Data to use:
──────

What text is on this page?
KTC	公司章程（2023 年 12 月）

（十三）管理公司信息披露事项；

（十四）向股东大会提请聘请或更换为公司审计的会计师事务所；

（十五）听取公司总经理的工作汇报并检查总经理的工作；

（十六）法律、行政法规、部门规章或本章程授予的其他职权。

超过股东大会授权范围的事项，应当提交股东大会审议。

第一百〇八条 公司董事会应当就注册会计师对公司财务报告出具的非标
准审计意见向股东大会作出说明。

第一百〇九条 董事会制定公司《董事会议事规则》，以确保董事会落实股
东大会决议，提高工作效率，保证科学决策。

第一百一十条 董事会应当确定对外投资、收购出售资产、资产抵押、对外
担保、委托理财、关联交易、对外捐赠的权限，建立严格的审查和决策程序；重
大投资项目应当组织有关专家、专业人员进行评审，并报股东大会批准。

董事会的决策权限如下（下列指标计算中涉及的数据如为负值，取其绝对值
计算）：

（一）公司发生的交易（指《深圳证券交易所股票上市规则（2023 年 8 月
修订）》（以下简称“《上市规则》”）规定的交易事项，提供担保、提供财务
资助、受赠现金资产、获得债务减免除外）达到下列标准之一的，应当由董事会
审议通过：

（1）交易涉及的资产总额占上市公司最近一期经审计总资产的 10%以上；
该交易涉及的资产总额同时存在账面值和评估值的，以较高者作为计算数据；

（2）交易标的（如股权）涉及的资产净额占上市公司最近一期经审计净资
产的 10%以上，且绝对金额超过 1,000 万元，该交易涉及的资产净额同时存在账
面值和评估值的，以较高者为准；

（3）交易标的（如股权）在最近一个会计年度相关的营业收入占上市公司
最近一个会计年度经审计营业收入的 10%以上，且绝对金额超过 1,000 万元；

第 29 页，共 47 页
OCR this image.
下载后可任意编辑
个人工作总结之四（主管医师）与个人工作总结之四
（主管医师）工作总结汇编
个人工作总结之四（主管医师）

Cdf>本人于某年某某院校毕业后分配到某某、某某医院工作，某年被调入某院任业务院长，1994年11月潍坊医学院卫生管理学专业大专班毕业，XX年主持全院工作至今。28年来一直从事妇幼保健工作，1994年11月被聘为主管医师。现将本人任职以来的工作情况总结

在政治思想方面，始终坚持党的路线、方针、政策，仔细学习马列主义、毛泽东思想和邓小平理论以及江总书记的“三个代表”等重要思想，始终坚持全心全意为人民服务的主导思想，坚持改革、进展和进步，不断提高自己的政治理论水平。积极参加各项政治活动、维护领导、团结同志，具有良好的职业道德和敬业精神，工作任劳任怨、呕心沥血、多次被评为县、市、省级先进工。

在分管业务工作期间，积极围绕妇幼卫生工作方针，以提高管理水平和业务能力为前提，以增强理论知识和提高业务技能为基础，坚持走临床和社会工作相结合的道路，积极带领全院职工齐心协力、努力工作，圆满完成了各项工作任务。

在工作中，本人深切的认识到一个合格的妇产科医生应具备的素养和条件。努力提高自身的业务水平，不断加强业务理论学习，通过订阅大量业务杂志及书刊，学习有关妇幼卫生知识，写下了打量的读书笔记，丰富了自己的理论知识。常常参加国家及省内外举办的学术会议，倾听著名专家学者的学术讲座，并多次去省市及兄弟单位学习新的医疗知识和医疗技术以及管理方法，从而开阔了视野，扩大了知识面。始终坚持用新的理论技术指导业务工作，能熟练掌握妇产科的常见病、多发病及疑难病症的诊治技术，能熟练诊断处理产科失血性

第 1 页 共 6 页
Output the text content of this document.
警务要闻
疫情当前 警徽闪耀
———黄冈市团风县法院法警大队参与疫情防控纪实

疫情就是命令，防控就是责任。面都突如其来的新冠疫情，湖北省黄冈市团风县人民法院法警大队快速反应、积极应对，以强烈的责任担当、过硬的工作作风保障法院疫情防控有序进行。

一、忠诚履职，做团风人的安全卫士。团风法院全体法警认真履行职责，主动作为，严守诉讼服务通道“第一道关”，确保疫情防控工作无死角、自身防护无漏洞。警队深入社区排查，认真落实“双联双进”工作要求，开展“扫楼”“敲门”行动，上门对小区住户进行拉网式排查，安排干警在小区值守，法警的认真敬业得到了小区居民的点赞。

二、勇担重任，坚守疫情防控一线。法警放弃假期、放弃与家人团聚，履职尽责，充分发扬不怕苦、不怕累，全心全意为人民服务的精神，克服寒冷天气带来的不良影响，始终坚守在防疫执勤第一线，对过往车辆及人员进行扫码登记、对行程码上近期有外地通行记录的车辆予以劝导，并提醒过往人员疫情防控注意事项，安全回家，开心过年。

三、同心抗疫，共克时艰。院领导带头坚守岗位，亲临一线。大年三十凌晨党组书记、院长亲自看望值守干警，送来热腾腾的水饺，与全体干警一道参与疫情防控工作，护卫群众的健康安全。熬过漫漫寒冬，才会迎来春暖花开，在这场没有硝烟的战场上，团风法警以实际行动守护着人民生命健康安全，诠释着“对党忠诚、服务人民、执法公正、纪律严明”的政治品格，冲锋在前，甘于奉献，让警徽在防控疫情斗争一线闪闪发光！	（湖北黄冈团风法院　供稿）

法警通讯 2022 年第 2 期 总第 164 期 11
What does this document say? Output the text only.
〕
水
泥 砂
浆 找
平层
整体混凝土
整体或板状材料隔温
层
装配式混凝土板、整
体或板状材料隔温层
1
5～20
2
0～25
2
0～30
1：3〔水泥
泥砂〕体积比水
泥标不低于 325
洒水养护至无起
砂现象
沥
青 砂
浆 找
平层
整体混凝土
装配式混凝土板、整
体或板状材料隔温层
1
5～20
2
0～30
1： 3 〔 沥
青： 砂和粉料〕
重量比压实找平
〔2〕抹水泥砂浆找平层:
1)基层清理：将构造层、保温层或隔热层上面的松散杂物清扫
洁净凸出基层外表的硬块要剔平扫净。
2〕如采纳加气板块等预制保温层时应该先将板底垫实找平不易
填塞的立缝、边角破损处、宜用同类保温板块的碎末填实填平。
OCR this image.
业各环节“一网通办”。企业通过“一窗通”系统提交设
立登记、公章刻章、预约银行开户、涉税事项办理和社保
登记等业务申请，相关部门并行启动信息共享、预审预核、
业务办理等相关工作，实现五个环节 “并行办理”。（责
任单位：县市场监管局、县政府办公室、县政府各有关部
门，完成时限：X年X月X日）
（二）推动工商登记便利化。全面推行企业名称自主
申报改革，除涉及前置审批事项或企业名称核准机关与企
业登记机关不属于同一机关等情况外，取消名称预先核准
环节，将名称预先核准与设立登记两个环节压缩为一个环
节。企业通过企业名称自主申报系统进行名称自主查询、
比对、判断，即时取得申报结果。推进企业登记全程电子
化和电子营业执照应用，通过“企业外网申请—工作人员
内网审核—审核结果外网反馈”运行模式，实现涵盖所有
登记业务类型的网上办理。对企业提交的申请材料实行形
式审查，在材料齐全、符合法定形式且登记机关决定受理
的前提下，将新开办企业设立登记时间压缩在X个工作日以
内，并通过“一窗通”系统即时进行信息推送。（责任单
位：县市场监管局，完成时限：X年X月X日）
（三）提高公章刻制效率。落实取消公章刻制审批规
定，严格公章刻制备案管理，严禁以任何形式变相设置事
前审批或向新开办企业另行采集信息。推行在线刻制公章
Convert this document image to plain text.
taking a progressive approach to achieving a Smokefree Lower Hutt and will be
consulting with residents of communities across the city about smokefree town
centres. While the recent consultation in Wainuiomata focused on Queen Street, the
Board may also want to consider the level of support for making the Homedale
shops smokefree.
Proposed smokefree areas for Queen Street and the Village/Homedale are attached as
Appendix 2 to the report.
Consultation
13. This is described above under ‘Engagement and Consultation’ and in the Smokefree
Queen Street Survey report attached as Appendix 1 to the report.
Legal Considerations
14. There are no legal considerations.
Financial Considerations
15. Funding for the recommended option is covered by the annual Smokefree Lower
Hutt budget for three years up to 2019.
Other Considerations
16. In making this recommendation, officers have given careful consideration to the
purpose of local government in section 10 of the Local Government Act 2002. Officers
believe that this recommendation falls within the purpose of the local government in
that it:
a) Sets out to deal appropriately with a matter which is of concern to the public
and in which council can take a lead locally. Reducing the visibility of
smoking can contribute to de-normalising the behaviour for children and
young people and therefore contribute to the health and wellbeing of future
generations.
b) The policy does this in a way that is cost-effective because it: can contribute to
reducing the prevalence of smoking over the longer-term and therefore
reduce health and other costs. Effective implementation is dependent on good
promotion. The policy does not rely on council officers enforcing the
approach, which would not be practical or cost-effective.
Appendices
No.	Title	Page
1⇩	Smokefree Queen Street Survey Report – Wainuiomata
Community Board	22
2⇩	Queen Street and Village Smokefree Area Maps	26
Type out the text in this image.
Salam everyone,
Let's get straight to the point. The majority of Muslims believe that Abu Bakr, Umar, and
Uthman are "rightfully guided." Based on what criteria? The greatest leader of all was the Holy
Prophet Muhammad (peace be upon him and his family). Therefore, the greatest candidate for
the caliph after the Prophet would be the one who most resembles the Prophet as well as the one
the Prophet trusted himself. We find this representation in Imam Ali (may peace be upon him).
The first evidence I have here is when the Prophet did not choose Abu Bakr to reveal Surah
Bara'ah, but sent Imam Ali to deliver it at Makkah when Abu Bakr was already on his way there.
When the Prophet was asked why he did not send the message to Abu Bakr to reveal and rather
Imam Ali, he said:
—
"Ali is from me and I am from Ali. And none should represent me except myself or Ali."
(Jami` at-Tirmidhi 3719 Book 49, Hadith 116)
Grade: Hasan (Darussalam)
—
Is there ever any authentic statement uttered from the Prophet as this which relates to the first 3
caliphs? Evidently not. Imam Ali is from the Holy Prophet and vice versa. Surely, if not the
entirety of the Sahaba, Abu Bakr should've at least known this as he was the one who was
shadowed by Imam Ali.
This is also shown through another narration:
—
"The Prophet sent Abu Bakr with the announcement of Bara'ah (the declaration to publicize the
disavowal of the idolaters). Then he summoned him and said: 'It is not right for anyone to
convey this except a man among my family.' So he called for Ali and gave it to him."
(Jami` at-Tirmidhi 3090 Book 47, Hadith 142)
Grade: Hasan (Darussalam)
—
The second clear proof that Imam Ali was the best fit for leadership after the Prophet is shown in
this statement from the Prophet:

──────

Stated exercise: Track down every line of the material containing the string "greatest", and copy it.

Solution for this task:
Uthman are "rightfully guided." Based on what criteria? The greatest leader of all was the Holy
Prophet Muhammad (peace be upon him and his family). Therefore, the greatest candidate for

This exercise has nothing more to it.